● **AIM OF THE TASK**: Take all the material and copy it exactly.

● **Stored data**:
= = = =
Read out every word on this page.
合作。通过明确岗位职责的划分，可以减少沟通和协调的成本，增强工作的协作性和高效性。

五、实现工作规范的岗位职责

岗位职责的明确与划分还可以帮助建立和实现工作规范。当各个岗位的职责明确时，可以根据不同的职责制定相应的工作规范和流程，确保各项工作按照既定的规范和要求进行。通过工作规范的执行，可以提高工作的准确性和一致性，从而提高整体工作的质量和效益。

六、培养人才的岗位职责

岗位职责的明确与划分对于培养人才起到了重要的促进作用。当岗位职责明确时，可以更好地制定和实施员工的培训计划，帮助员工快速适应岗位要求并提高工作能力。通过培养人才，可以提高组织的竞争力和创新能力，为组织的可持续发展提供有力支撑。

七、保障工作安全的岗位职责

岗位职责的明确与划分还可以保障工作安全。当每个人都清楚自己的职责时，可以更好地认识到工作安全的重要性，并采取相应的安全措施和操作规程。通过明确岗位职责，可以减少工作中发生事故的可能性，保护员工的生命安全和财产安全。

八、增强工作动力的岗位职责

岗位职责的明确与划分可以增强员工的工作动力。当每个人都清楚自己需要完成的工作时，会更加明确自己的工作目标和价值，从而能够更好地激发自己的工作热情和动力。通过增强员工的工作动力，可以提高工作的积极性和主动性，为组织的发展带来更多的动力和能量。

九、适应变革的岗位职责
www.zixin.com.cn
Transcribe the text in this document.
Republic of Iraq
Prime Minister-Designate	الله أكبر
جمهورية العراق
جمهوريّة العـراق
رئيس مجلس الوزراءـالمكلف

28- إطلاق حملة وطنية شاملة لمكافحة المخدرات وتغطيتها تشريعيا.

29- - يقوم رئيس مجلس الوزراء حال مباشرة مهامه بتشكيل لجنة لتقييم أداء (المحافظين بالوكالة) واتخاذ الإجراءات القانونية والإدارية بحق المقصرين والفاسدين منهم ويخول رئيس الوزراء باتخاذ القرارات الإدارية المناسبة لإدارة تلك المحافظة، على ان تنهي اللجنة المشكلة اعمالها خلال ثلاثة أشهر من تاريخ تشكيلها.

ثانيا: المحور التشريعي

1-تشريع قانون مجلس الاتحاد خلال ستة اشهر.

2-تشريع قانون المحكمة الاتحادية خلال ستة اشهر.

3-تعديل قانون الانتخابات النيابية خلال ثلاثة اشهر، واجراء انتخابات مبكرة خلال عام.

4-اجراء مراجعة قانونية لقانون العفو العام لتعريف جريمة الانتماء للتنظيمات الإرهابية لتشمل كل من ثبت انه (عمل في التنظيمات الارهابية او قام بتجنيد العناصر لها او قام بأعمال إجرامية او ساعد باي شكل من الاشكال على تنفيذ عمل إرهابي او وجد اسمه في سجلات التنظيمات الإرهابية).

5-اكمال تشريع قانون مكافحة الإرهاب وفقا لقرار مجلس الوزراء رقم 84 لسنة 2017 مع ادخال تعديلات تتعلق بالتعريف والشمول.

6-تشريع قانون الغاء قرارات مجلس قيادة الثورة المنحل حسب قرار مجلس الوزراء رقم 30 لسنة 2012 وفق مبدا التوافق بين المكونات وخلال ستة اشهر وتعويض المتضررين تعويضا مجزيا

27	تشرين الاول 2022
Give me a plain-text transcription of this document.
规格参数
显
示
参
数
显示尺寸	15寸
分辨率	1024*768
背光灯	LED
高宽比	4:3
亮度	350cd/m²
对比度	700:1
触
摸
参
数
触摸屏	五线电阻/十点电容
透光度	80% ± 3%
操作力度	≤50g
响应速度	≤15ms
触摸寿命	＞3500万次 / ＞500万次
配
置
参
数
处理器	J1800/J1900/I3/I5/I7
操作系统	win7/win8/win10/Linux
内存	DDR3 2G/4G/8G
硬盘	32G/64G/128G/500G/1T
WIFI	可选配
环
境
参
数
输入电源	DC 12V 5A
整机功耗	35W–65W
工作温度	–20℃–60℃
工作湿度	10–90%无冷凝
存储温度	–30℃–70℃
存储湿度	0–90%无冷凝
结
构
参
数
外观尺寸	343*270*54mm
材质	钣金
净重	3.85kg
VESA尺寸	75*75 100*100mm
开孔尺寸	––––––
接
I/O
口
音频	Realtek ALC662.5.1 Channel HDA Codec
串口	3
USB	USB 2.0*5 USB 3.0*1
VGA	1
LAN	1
= = = =
● **THE OUTPUT**:
Read out every word on this page.
合作。通过明确岗位职责的划分，可以减少沟通和协调的成本，增强工作的协作性和高效性。

五、实现工作规范的岗位职责

岗位职责的明确与划分还可以帮助建立和实现工作规范。当各个岗位的职责明确时，可以根据不同的职责制定相应的工作规范和流程，确保各项工作按照既定的规范和要求进行。通过工作规范的执行，可以提高工作的准确性和一致性，从而提高整体工作的质量和效益。

六、培养人才的岗位职责

岗位职责的明确与划分对于培养人才起到了重要的促进作用。当岗位职责明确时，可以更好地制定和实施员工的培训计划，帮助员工快速适应岗位要求并提高工作能力。通过培养人才，可以提高组织的竞争力和创新能力，为组织的可持续发展提供有力支撑。

七、保障工作安全的岗位职责

岗位职责的明确与划分还可以保障工作安全。当每个人都清楚自己的职责时，可以更好地认识到工作安全的重要性，并采取相应的安全措施和操作规程。通过明确岗位职责，可以减少工作中发生事故的可能性，保护员工的生命安全和财产安全。

八、增强工作动力的岗位职责

岗位职责的明确与划分可以增强员工的工作动力。当每个人都清楚自己需要完成的工作时，会更加明确自己的工作目标和价值，从而能够更好地激发自己的工作热情和动力。通过增强员工的工作动力，可以提高工作的积极性和主动性，为组织的发展带来更多的动力和能量。

九、适应变革的岗位职责
www.zixin.com.cn
Transcribe the text in this document.
Republic of Iraq
Prime Minister-Designate	الله أكبر
جمهورية العراق
جمهوريّة العـراق
رئيس مجلس الوزراءـالمكلف

28- إطلاق حملة وطنية شاملة لمكافحة المخدرات وتغطيتها تشريعيا.

29- - يقوم رئيس مجلس الوزراء حال مباشرة مهامه بتشكيل لجنة لتقييم أداء (المحافظين بالوكالة) واتخاذ الإجراءات القانونية والإدارية بحق المقصرين والفاسدين منهم ويخول رئيس الوزراء باتخاذ القرارات الإدارية المناسبة لإدارة تلك المحافظة، على ان تنهي اللجنة المشكلة اعمالها خلال ثلاثة أشهر من تاريخ تشكيلها.

ثانيا: المحور التشريعي

1-تشريع قانون مجلس الاتحاد خلال ستة اشهر.

2-تشريع قانون المحكمة الاتحادية خلال ستة اشهر.

3-تعديل قانون الانتخابات النيابية خلال ثلاثة اشهر، واجراء انتخابات مبكرة خلال عام.

4-اجراء مراجعة قانونية لقانون العفو العام لتعريف جريمة الانتماء للتنظيمات الإرهابية لتشمل كل من ثبت انه (عمل في التنظيمات الارهابية او قام بتجنيد العناصر لها او قام بأعمال إجرامية او ساعد باي شكل من الاشكال على تنفيذ عمل إرهابي او وجد اسمه في سجلات التنظيمات الإرهابية).

5-اكمال تشريع قانون مكافحة الإرهاب وفقا لقرار مجلس الوزراء رقم 84 لسنة 2017 مع ادخال تعديلات تتعلق بالتعريف والشمول.

6-تشريع قانون الغاء قرارات مجلس قيادة الثورة المنحل حسب قرار مجلس الوزراء رقم 30 لسنة 2012 وفق مبدا التوافق بين المكونات وخلال ستة اشهر وتعويض المتضررين تعويضا مجزيا

27	تشرين الاول 2022
Give me a plain-text transcription of this document.
规格参数
显
示
参
数
显示尺寸	15寸
分辨率	1024*768
背光灯	LED
高宽比	4:3
亮度	350cd/m²
对比度	700:1
触
摸
参
数
触摸屏	五线电阻/十点电容
透光度	80% ± 3%
操作力度	≤50g
响应速度	≤15ms
触摸寿命	＞3500万次 / ＞500万次
配
置
参
数
处理器	J1800/J1900/I3/I5/I7
操作系统	win7/win8/win10/Linux
内存	DDR3 2G/4G/8G
硬盘	32G/64G/128G/500G/1T
WIFI	可选配
环
境
参
数
输入电源	DC 12V 5A
整机功耗	35W–65W
工作温度	–20℃–60℃
工作湿度	10–90%无冷凝
存储温度	–30℃–70℃
存储湿度	0–90%无冷凝
结
构
参
数
外观尺寸	343*270*54mm
材质	钣金
净重	3.85kg
VESA尺寸	75*75 100*100mm
开孔尺寸	––––––
接
I/O
口
音频	Realtek ALC662.5.1 Channel HDA Codec
串口	3
USB	USB 2.0*5 USB 3.0*1
VGA	1
LAN	1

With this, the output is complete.